=== TASK INPUT ===

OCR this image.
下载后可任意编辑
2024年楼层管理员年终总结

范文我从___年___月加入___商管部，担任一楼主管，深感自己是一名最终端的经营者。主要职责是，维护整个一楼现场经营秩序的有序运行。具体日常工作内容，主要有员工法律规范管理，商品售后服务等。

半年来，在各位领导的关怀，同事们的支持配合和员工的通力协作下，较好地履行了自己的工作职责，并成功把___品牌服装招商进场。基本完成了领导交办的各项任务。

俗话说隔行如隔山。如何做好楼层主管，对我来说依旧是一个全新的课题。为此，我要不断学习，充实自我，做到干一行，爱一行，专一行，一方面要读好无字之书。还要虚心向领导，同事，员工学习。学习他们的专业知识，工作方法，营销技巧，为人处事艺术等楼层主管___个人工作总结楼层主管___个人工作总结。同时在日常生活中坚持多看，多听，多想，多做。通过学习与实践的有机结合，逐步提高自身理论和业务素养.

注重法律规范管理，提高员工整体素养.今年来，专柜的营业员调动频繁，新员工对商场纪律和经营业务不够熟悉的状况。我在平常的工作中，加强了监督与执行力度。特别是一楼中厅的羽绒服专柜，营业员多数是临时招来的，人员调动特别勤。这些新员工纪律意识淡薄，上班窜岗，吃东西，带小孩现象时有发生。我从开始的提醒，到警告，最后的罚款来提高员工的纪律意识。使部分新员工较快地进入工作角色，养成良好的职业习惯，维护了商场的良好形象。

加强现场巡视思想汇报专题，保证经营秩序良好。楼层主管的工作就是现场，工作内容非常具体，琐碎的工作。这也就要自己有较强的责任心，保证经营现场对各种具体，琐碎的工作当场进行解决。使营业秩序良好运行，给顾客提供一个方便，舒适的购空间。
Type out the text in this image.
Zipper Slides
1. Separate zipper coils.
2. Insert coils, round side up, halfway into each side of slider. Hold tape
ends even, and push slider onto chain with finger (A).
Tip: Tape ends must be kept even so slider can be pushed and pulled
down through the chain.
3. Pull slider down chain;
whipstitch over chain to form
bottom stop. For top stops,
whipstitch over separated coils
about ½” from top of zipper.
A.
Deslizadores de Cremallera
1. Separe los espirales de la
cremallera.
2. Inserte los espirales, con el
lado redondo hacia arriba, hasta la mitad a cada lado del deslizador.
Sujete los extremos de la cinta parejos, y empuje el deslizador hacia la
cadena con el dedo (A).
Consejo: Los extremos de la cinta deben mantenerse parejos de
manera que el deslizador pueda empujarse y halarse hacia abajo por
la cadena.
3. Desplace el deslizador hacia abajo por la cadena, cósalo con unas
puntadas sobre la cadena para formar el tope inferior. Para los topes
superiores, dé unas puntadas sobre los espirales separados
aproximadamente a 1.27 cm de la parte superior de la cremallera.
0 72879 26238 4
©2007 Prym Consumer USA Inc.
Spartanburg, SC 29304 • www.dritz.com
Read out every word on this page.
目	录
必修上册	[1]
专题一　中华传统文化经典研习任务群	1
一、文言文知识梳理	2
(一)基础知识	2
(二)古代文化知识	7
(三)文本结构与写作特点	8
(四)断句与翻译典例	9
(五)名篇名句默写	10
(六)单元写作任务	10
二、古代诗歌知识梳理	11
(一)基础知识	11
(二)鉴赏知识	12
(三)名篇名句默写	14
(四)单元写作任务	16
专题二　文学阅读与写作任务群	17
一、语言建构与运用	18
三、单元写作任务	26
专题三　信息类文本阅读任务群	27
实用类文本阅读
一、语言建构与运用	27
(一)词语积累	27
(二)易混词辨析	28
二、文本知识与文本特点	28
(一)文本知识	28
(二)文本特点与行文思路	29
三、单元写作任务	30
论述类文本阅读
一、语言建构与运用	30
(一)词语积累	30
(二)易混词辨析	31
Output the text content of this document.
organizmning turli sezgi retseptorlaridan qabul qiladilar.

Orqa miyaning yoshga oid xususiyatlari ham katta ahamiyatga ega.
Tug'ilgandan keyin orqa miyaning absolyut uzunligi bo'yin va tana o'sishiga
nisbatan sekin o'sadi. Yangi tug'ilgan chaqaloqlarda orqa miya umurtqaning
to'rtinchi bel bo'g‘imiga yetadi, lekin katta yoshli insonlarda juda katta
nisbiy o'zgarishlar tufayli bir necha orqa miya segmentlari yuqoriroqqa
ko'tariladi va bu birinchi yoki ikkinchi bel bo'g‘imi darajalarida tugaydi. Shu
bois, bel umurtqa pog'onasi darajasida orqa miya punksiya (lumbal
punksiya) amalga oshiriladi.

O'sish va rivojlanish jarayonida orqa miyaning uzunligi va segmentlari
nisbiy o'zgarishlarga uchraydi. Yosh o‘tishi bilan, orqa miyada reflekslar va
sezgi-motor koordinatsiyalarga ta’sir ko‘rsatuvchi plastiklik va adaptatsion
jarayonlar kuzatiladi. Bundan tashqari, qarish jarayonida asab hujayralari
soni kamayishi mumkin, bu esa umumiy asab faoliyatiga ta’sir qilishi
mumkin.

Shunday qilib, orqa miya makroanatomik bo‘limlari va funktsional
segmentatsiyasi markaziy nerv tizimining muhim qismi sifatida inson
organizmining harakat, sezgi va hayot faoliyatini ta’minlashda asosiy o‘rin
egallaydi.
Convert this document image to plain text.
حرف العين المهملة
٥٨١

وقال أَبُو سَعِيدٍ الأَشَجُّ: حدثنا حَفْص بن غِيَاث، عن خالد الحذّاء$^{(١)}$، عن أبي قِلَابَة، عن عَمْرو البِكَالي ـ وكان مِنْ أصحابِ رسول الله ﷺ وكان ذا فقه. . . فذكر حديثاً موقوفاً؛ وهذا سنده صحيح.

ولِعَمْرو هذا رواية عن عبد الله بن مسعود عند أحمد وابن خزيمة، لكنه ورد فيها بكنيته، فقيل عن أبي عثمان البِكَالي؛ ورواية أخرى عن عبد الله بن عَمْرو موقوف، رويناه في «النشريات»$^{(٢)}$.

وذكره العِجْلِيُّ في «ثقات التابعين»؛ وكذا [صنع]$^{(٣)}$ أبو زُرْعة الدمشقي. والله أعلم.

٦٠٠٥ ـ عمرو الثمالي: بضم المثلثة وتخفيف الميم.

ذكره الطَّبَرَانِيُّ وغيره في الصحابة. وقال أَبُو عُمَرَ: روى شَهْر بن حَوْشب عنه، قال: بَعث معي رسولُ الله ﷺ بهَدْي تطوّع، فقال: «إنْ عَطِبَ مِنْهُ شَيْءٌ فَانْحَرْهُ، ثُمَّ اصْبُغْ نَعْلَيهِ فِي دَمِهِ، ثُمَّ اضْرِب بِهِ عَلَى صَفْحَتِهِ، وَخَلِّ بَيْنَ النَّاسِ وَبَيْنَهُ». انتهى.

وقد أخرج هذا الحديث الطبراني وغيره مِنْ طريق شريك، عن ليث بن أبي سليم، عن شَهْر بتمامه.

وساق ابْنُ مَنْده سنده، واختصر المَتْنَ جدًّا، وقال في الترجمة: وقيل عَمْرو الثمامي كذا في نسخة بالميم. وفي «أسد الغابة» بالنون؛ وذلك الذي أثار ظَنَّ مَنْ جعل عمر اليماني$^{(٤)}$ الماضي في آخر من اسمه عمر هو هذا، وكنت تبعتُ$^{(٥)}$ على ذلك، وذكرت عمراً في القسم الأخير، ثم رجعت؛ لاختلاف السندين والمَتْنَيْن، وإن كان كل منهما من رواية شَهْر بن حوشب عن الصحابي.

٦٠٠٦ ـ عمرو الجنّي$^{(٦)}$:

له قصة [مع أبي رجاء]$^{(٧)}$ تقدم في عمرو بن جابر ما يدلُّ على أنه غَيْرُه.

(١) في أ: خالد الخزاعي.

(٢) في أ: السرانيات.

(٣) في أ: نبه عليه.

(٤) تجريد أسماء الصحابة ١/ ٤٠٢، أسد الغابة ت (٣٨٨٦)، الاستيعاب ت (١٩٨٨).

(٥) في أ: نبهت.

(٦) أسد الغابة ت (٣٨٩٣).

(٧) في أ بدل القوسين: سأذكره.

===

Reproduce the listing above exactly from the line containing "Convert this document image to plain text." through its last line, with both of those lines included.

SOLUTION TO THIS TASK =
Convert this document image to plain text.
حرف العين المهملة
٥٨١

وقال أَبُو سَعِيدٍ الأَشَجُّ: حدثنا حَفْص بن غِيَاث، عن خالد الحذّاء$^{(١)}$، عن أبي قِلَابَة، عن عَمْرو البِكَالي ـ وكان مِنْ أصحابِ رسول الله ﷺ وكان ذا فقه. . . فذكر حديثاً موقوفاً؛ وهذا سنده صحيح.

ولِعَمْرو هذا رواية عن عبد الله بن مسعود عند أحمد وابن خزيمة، لكنه ورد فيها بكنيته، فقيل عن أبي عثمان البِكَالي؛ ورواية أخرى عن عبد الله بن عَمْرو موقوف، رويناه في «النشريات»$^{(٢)}$.

وذكره العِجْلِيُّ في «ثقات التابعين»؛ وكذا [صنع]$^{(٣)}$ أبو زُرْعة الدمشقي. والله أعلم.

٦٠٠٥ ـ عمرو الثمالي: بضم المثلثة وتخفيف الميم.

ذكره الطَّبَرَانِيُّ وغيره في الصحابة. وقال أَبُو عُمَرَ: روى شَهْر بن حَوْشب عنه، قال: بَعث معي رسولُ الله ﷺ بهَدْي تطوّع، فقال: «إنْ عَطِبَ مِنْهُ شَيْءٌ فَانْحَرْهُ، ثُمَّ اصْبُغْ نَعْلَيهِ فِي دَمِهِ، ثُمَّ اضْرِب بِهِ عَلَى صَفْحَتِهِ، وَخَلِّ بَيْنَ النَّاسِ وَبَيْنَهُ». انتهى.

وقد أخرج هذا الحديث الطبراني وغيره مِنْ طريق شريك، عن ليث بن أبي سليم، عن شَهْر بتمامه.

وساق ابْنُ مَنْده سنده، واختصر المَتْنَ جدًّا، وقال في الترجمة: وقيل عَمْرو الثمامي كذا في نسخة بالميم. وفي «أسد الغابة» بالنون؛ وذلك الذي أثار ظَنَّ مَنْ جعل عمر اليماني$^{(٤)}$ الماضي في آخر من اسمه عمر هو هذا، وكنت تبعتُ$^{(٥)}$ على ذلك، وذكرت عمراً في القسم الأخير، ثم رجعت؛ لاختلاف السندين والمَتْنَيْن، وإن كان كل منهما من رواية شَهْر بن حوشب عن الصحابي.

٦٠٠٦ ـ عمرو الجنّي$^{(٦)}$:

له قصة [مع أبي رجاء]$^{(٧)}$ تقدم في عمرو بن جابر ما يدلُّ على أنه غَيْرُه.

(١) في أ: خالد الخزاعي.

(٢) في أ: السرانيات.

(٣) في أ: نبه عليه.

(٤) تجريد أسماء الصحابة ١/ ٤٠٢، أسد الغابة ت (٣٨٨٦)، الاستيعاب ت (١٩٨٨).

(٥) في أ: نبهت.

(٦) أسد الغابة ت (٣٨٩٣).

(٧) في أ بدل القوسين: سأذكره.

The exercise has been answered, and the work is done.